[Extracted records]
• • • • •

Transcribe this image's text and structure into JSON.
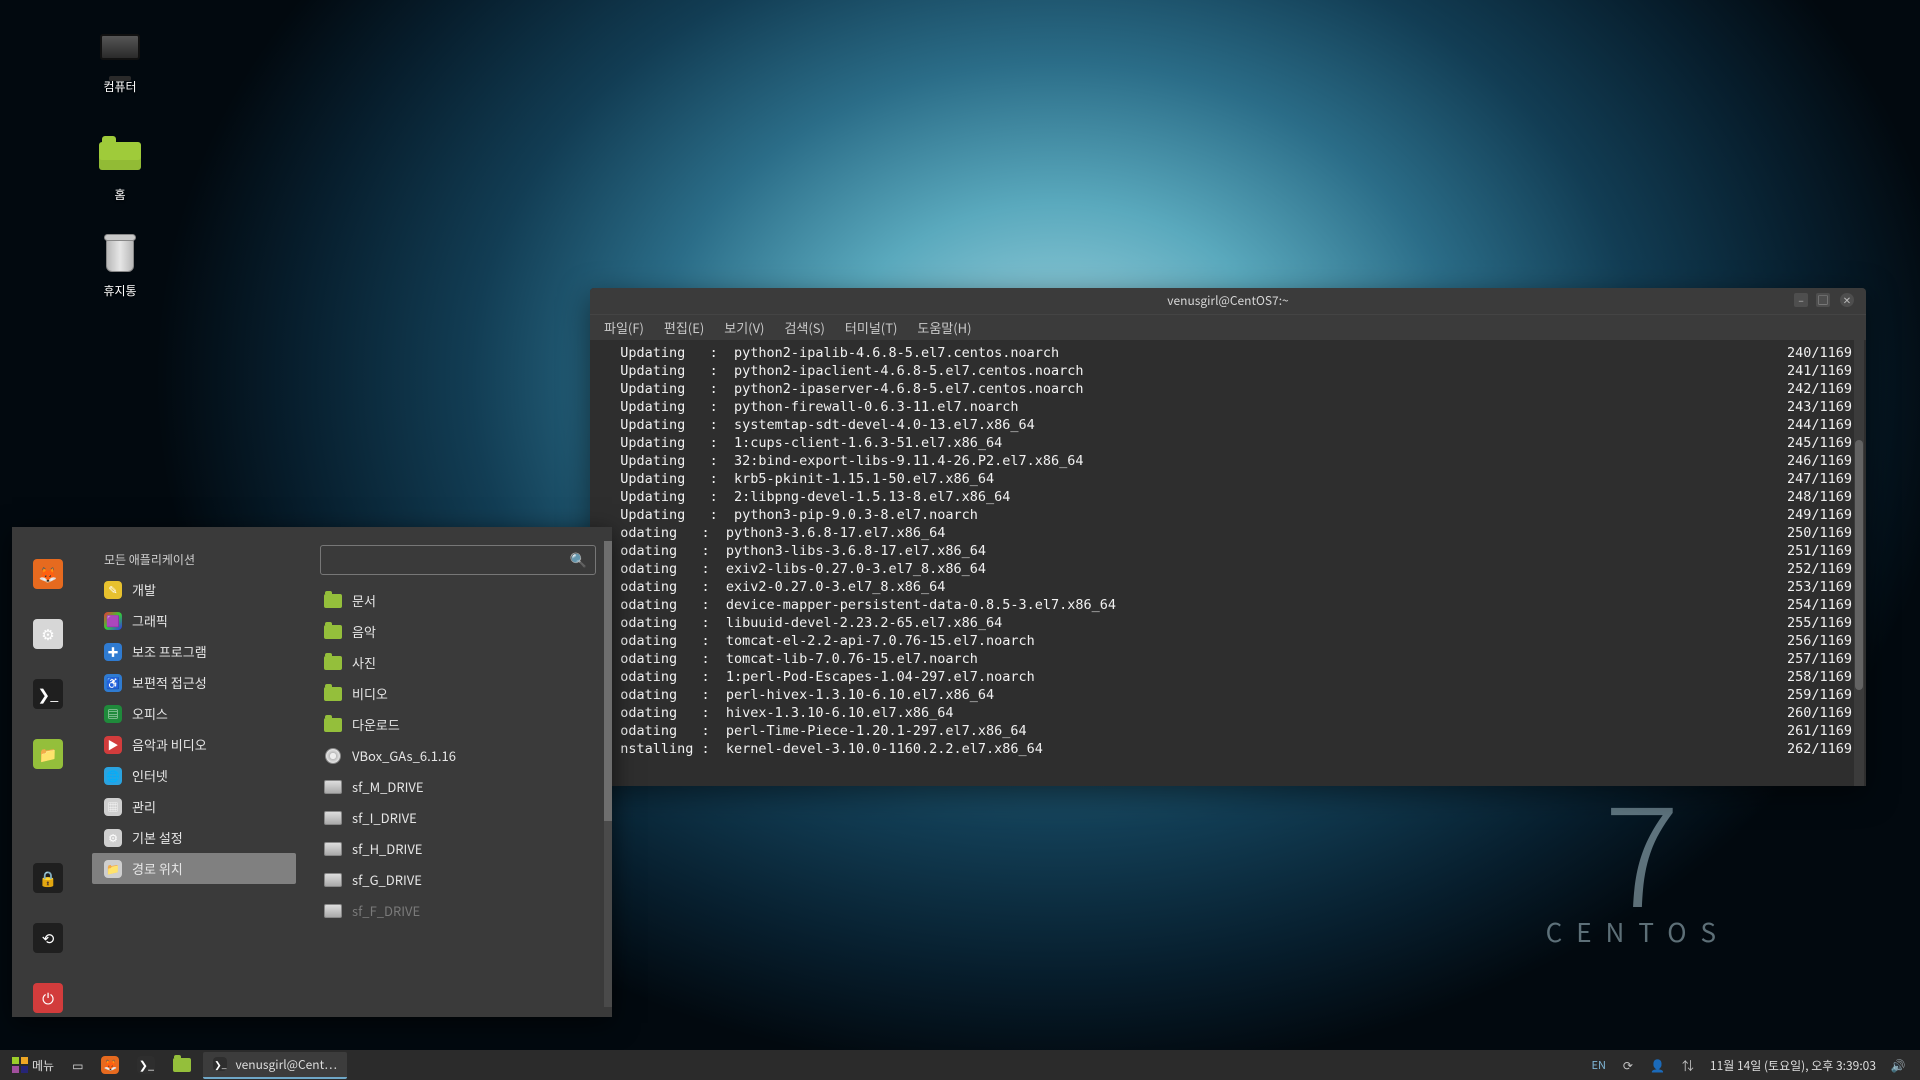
{
  "desktop": {
    "icons": [
      {
        "name": "computer",
        "label": "컴퓨터"
      },
      {
        "name": "home",
        "label": "홈"
      },
      {
        "name": "trash",
        "label": "휴지통"
      }
    ]
  },
  "wallpaper": {
    "big": "7",
    "name": "CENTOS"
  },
  "terminal": {
    "title": "venusgirl@CentOS7:~",
    "menu": [
      "파일(F)",
      "편집(E)",
      "보기(V)",
      "검색(S)",
      "터미널(T)",
      "도움말(H)"
    ],
    "total": "1169",
    "lines": [
      {
        "action": "Updating",
        "sep": "   :  ",
        "pkg": "python2-ipalib-4.6.8-5.el7.centos.noarch",
        "count": "240"
      },
      {
        "action": "Updating",
        "sep": "   :  ",
        "pkg": "python2-ipaclient-4.6.8-5.el7.centos.noarch",
        "count": "241"
      },
      {
        "action": "Updating",
        "sep": "   :  ",
        "pkg": "python2-ipaserver-4.6.8-5.el7.centos.noarch",
        "count": "242"
      },
      {
        "action": "Updating",
        "sep": "   :  ",
        "pkg": "python-firewall-0.6.3-11.el7.noarch",
        "count": "243"
      },
      {
        "action": "Updating",
        "sep": "   :  ",
        "pkg": "systemtap-sdt-devel-4.0-13.el7.x86_64",
        "count": "244"
      },
      {
        "action": "Updating",
        "sep": "   :  ",
        "pkg": "1:cups-client-1.6.3-51.el7.x86_64",
        "count": "245"
      },
      {
        "action": "Updating",
        "sep": "   :  ",
        "pkg": "32:bind-export-libs-9.11.4-26.P2.el7.x86_64",
        "count": "246"
      },
      {
        "action": "Updating",
        "sep": "   :  ",
        "pkg": "krb5-pkinit-1.15.1-50.el7.x86_64",
        "count": "247"
      },
      {
        "action": "Updating",
        "sep": "   :  ",
        "pkg": "2:libpng-devel-1.5.13-8.el7.x86_64",
        "count": "248"
      },
      {
        "action": "Updating",
        "sep": "   :  ",
        "pkg": "python3-pip-9.0.3-8.el7.noarch",
        "count": "249"
      },
      {
        "action": "odating",
        "sep": "   :  ",
        "pkg": "python3-3.6.8-17.el7.x86_64",
        "count": "250"
      },
      {
        "action": "odating",
        "sep": "   :  ",
        "pkg": "python3-libs-3.6.8-17.el7.x86_64",
        "count": "251"
      },
      {
        "action": "odating",
        "sep": "   :  ",
        "pkg": "exiv2-libs-0.27.0-3.el7_8.x86_64",
        "count": "252"
      },
      {
        "action": "odating",
        "sep": "   :  ",
        "pkg": "exiv2-0.27.0-3.el7_8.x86_64",
        "count": "253"
      },
      {
        "action": "odating",
        "sep": "   :  ",
        "pkg": "device-mapper-persistent-data-0.8.5-3.el7.x86_64",
        "count": "254"
      },
      {
        "action": "odating",
        "sep": "   :  ",
        "pkg": "libuuid-devel-2.23.2-65.el7.x86_64",
        "count": "255"
      },
      {
        "action": "odating",
        "sep": "   :  ",
        "pkg": "tomcat-el-2.2-api-7.0.76-15.el7.noarch",
        "count": "256"
      },
      {
        "action": "odating",
        "sep": "   :  ",
        "pkg": "tomcat-lib-7.0.76-15.el7.noarch",
        "count": "257"
      },
      {
        "action": "odating",
        "sep": "   :  ",
        "pkg": "1:perl-Pod-Escapes-1.04-297.el7.noarch",
        "count": "258"
      },
      {
        "action": "odating",
        "sep": "   :  ",
        "pkg": "perl-hivex-1.3.10-6.10.el7.x86_64",
        "count": "259"
      },
      {
        "action": "odating",
        "sep": "   :  ",
        "pkg": "hivex-1.3.10-6.10.el7.x86_64",
        "count": "260"
      },
      {
        "action": "odating",
        "sep": "   :  ",
        "pkg": "perl-Time-Piece-1.20.1-297.el7.x86_64",
        "count": "261"
      },
      {
        "action": "nstalling",
        "sep": " :  ",
        "pkg": "kernel-devel-3.10.0-1160.2.2.el7.x86_64",
        "count": "262"
      }
    ]
  },
  "menu": {
    "search_placeholder": "",
    "header": "모든 애플리케이션",
    "categories": [
      {
        "label": "개발",
        "icon": "dev",
        "color": "#e7c12e"
      },
      {
        "label": "그래픽",
        "icon": "gfx",
        "color": ""
      },
      {
        "label": "보조 프로그램",
        "icon": "acc",
        "color": "#2f7bd1"
      },
      {
        "label": "보편적 접근성",
        "icon": "access",
        "color": "#2f7bd1"
      },
      {
        "label": "오피스",
        "icon": "office",
        "color": "#1f8a3b"
      },
      {
        "label": "음악과 비디오",
        "icon": "media",
        "color": "#d23c3c"
      },
      {
        "label": "인터넷",
        "icon": "net",
        "color": "#2aa3e0"
      },
      {
        "label": "관리",
        "icon": "admin",
        "color": "#cfcfcf"
      },
      {
        "label": "기본 설정",
        "icon": "pref",
        "color": "#cfcfcf"
      },
      {
        "label": "경로 위치",
        "icon": "places",
        "color": "#cfcfcf",
        "selected": true
      }
    ],
    "places": [
      {
        "label": "문서",
        "kind": "folder"
      },
      {
        "label": "음악",
        "kind": "folder"
      },
      {
        "label": "사진",
        "kind": "folder"
      },
      {
        "label": "비디오",
        "kind": "folder"
      },
      {
        "label": "다운로드",
        "kind": "folder"
      },
      {
        "label": "VBox_GAs_6.1.16",
        "kind": "disc"
      },
      {
        "label": "sf_M_DRIVE",
        "kind": "drive"
      },
      {
        "label": "sf_I_DRIVE",
        "kind": "drive"
      },
      {
        "label": "sf_H_DRIVE",
        "kind": "drive"
      },
      {
        "label": "sf_G_DRIVE",
        "kind": "drive"
      },
      {
        "label": "sf_F_DRIVE",
        "kind": "drive",
        "disabled": true
      }
    ],
    "rail": [
      "firefox",
      "toggle",
      "terminal",
      "files",
      "lock",
      "logout",
      "power"
    ]
  },
  "taskbar": {
    "menu_label": "메뉴",
    "task_title": "venusgirl@Cent…",
    "lang": "EN",
    "clock": "11월 14일 (토요일), 오후 3:39:03"
  }
}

• • • • •

Request = Quote every entry exactly, with the pictures omitted.

Written answer =
Transcribe this image's text and structure into JSON.
{
  "desktop": {
    "icons": [
      {
        "name": "computer",
        "label": "컴퓨터"
      },
      {
        "name": "home",
        "label": "홈"
      },
      {
        "name": "trash",
        "label": "휴지통"
      }
    ]
  },
  "wallpaper": {
    "big": "7",
    "name": "CENTOS"
  },
  "terminal": {
    "title": "venusgirl@CentOS7:~",
    "menu": [
      "파일(F)",
      "편집(E)",
      "보기(V)",
      "검색(S)",
      "터미널(T)",
      "도움말(H)"
    ],
    "total": "1169",
    "lines": [
      {
        "action": "Updating",
        "sep": "   :  ",
        "pkg": "python2-ipalib-4.6.8-5.el7.centos.noarch",
        "count": "240"
      },
      {
        "action": "Updating",
        "sep": "   :  ",
        "pkg": "python2-ipaclient-4.6.8-5.el7.centos.noarch",
        "count": "241"
      },
      {
        "action": "Updating",
        "sep": "   :  ",
        "pkg": "python2-ipaserver-4.6.8-5.el7.centos.noarch",
        "count": "242"
      },
      {
        "action": "Updating",
        "sep": "   :  ",
        "pkg": "python-firewall-0.6.3-11.el7.noarch",
        "count": "243"
      },
      {
        "action": "Updating",
        "sep": "   :  ",
        "pkg": "systemtap-sdt-devel-4.0-13.el7.x86_64",
        "count": "244"
      },
      {
        "action": "Updating",
        "sep": "   :  ",
        "pkg": "1:cups-client-1.6.3-51.el7.x86_64",
        "count": "245"
      },
      {
        "action": "Updating",
        "sep": "   :  ",
        "pkg": "32:bind-export-libs-9.11.4-26.P2.el7.x86_64",
        "count": "246"
      },
      {
        "action": "Updating",
        "sep": "   :  ",
        "pkg": "krb5-pkinit-1.15.1-50.el7.x86_64",
        "count": "247"
      },
      {
        "action": "Updating",
        "sep": "   :  ",
        "pkg": "2:libpng-devel-1.5.13-8.el7.x86_64",
        "count": "248"
      },
      {
        "action": "Updating",
        "sep": "   :  ",
        "pkg": "python3-pip-9.0.3-8.el7.noarch",
        "count": "249"
      },
      {
        "action": "odating",
        "sep": "   :  ",
        "pkg": "python3-3.6.8-17.el7.x86_64",
        "count": "250"
      },
      {
        "action": "odating",
        "sep": "   :  ",
        "pkg": "python3-libs-3.6.8-17.el7.x86_64",
        "count": "251"
      },
      {
        "action": "odating",
        "sep": "   :  ",
        "pkg": "exiv2-libs-0.27.0-3.el7_8.x86_64",
        "count": "252"
      },
      {
        "action": "odating",
        "sep": "   :  ",
        "pkg": "exiv2-0.27.0-3.el7_8.x86_64",
        "count": "253"
      },
      {
        "action": "odating",
        "sep": "   :  ",
        "pkg": "device-mapper-persistent-data-0.8.5-3.el7.x86_64",
        "count": "254"
      },
      {
        "action": "odating",
        "sep": "   :  ",
        "pkg": "libuuid-devel-2.23.2-65.el7.x86_64",
        "count": "255"
      },
      {
        "action": "odating",
        "sep": "   :  ",
        "pkg": "tomcat-el-2.2-api-7.0.76-15.el7.noarch",
        "count": "256"
      },
      {
        "action": "odating",
        "sep": "   :  ",
        "pkg": "tomcat-lib-7.0.76-15.el7.noarch",
        "count": "257"
      },
      {
        "action": "odating",
        "sep": "   :  ",
        "pkg": "1:perl-Pod-Escapes-1.04-297.el7.noarch",
        "count": "258"
      },
      {
        "action": "odating",
        "sep": "   :  ",
        "pkg": "perl-hivex-1.3.10-6.10.el7.x86_64",
        "count": "259"
      },
      {
        "action": "odating",
        "sep": "   :  ",
        "pkg": "hivex-1.3.10-6.10.el7.x86_64",
        "count": "260"
      },
      {
        "action": "odating",
        "sep": "   :  ",
        "pkg": "perl-Time-Piece-1.20.1-297.el7.x86_64",
        "count": "261"
      },
      {
        "action": "nstalling",
        "sep": " :  ",
        "pkg": "kernel-devel-3.10.0-1160.2.2.el7.x86_64",
        "count": "262"
      }
    ]
  },
  "menu": {
    "search_placeholder": "",
    "header": "모든 애플리케이션",
    "categories": [
      {
        "label": "개발",
        "icon": "dev",
        "color": "#e7c12e"
      },
      {
        "label": "그래픽",
        "icon": "gfx",
        "color": ""
      },
      {
        "label": "보조 프로그램",
        "icon": "acc",
        "color": "#2f7bd1"
      },
      {
        "label": "보편적 접근성",
        "icon": "access",
        "color": "#2f7bd1"
      },
      {
        "label": "오피스",
        "icon": "office",
        "color": "#1f8a3b"
      },
      {
        "label": "음악과 비디오",
        "icon": "media",
        "color": "#d23c3c"
      },
      {
        "label": "인터넷",
        "icon": "net",
        "color": "#2aa3e0"
      },
      {
        "label": "관리",
        "icon": "admin",
        "color": "#cfcfcf"
      },
      {
        "label": "기본 설정",
        "icon": "pref",
        "color": "#cfcfcf"
      },
      {
        "label": "경로 위치",
        "icon": "places",
        "color": "#cfcfcf",
        "selected": true
      }
    ],
    "places": [
      {
        "label": "문서",
        "kind": "folder"
      },
      {
        "label": "음악",
        "kind": "folder"
      },
      {
        "label": "사진",
        "kind": "folder"
      },
      {
        "label": "비디오",
        "kind": "folder"
      },
      {
        "label": "다운로드",
        "kind": "folder"
      },
      {
        "label": "VBox_GAs_6.1.16",
        "kind": "disc"
      },
      {
        "label": "sf_M_DRIVE",
        "kind": "drive"
      },
      {
        "label": "sf_I_DRIVE",
        "kind": "drive"
      },
      {
        "label": "sf_H_DRIVE",
        "kind": "drive"
      },
      {
        "label": "sf_G_DRIVE",
        "kind": "drive"
      },
      {
        "label": "sf_F_DRIVE",
        "kind": "drive",
        "disabled": true
      }
    ],
    "rail": [
      "firefox",
      "toggle",
      "terminal",
      "files",
      "lock",
      "logout",
      "power"
    ]
  },
  "taskbar": {
    "menu_label": "메뉴",
    "task_title": "venusgirl@Cent…",
    "lang": "EN",
    "clock": "11월 14일 (토요일), 오후 3:39:03"
  }
}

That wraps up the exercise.